* [AIM] Examine the entries below, count the lines holding the string "this", and respond with the number only.

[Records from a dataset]
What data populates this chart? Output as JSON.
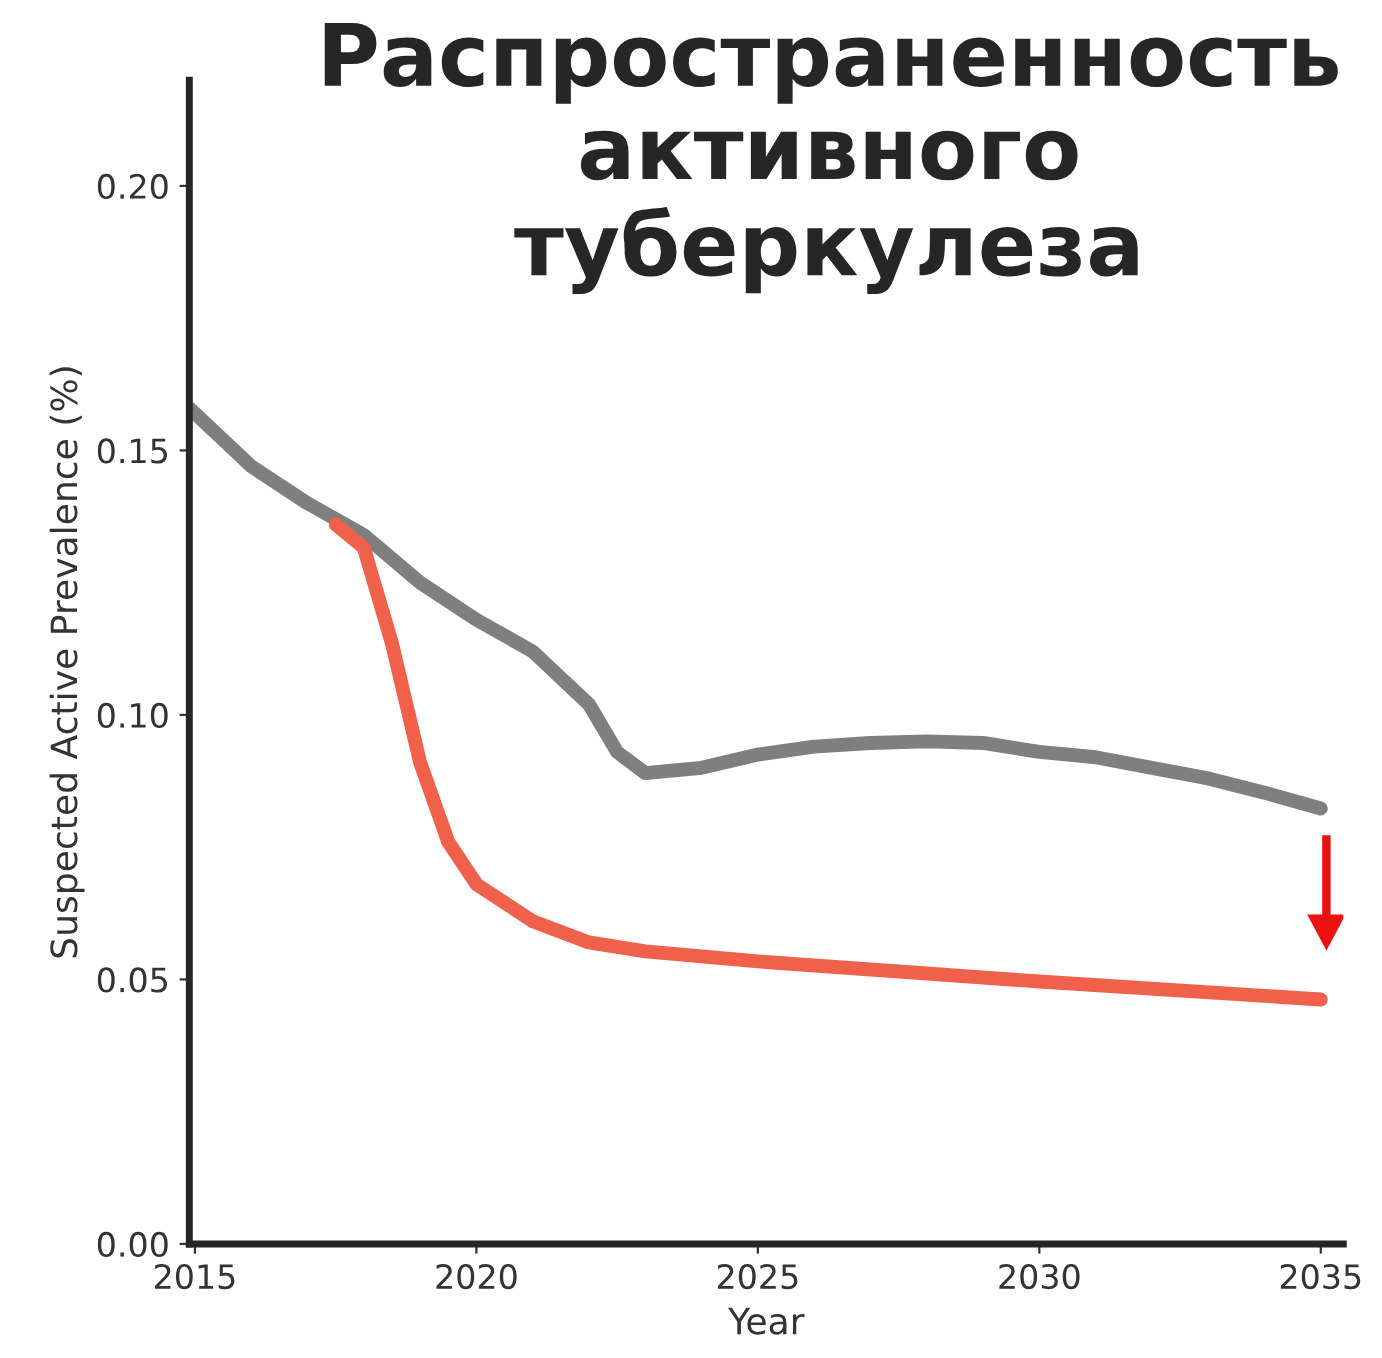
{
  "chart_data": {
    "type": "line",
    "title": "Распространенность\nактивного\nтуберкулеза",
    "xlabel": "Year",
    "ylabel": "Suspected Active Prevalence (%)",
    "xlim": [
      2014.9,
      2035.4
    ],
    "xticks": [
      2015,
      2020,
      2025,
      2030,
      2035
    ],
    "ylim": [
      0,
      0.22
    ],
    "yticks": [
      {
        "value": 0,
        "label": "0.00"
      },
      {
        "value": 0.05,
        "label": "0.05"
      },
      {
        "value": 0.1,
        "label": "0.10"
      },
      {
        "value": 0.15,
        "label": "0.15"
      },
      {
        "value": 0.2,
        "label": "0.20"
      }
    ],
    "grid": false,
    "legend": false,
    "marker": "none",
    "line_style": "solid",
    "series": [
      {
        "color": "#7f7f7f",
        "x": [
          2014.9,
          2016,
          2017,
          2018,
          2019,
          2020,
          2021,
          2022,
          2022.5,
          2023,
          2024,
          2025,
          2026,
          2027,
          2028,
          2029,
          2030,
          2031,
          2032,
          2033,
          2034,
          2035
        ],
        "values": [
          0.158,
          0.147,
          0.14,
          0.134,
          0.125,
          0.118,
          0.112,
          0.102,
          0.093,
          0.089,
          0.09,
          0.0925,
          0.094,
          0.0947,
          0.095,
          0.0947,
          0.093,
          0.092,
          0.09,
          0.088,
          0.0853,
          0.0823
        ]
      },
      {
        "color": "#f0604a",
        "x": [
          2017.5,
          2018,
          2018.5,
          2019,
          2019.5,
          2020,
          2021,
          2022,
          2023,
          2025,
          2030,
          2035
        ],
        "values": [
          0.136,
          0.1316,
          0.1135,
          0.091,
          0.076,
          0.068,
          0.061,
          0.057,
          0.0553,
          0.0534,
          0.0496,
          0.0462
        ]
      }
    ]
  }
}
---
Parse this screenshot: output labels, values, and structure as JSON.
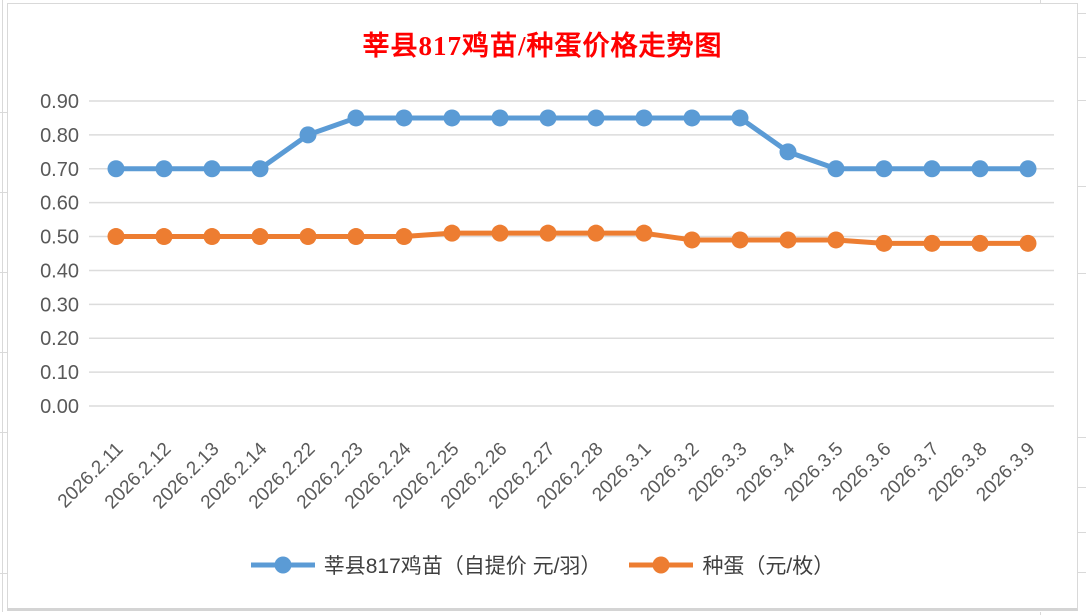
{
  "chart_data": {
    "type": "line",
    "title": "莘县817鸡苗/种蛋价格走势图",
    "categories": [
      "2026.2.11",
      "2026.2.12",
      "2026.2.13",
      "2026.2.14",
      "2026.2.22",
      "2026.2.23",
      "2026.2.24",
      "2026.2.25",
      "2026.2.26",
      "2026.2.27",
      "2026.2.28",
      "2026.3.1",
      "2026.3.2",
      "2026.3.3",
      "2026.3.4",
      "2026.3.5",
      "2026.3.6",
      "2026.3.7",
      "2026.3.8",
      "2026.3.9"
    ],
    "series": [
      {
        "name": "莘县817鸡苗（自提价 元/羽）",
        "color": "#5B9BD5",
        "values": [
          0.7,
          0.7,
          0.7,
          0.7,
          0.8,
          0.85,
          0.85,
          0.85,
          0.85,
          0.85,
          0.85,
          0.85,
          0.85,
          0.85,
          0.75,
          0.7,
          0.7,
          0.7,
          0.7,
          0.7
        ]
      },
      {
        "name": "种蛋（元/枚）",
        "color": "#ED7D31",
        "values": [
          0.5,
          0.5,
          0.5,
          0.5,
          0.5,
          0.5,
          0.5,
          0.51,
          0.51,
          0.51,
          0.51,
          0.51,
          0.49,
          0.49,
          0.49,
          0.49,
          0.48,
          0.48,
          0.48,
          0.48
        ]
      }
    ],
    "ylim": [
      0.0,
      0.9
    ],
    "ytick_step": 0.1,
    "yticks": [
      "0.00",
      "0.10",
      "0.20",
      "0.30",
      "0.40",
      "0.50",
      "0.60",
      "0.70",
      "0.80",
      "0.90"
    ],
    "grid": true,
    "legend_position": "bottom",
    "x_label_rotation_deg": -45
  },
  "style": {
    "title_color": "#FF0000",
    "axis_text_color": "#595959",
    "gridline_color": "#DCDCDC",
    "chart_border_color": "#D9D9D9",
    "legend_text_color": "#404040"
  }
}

* [TASK RESULT] 2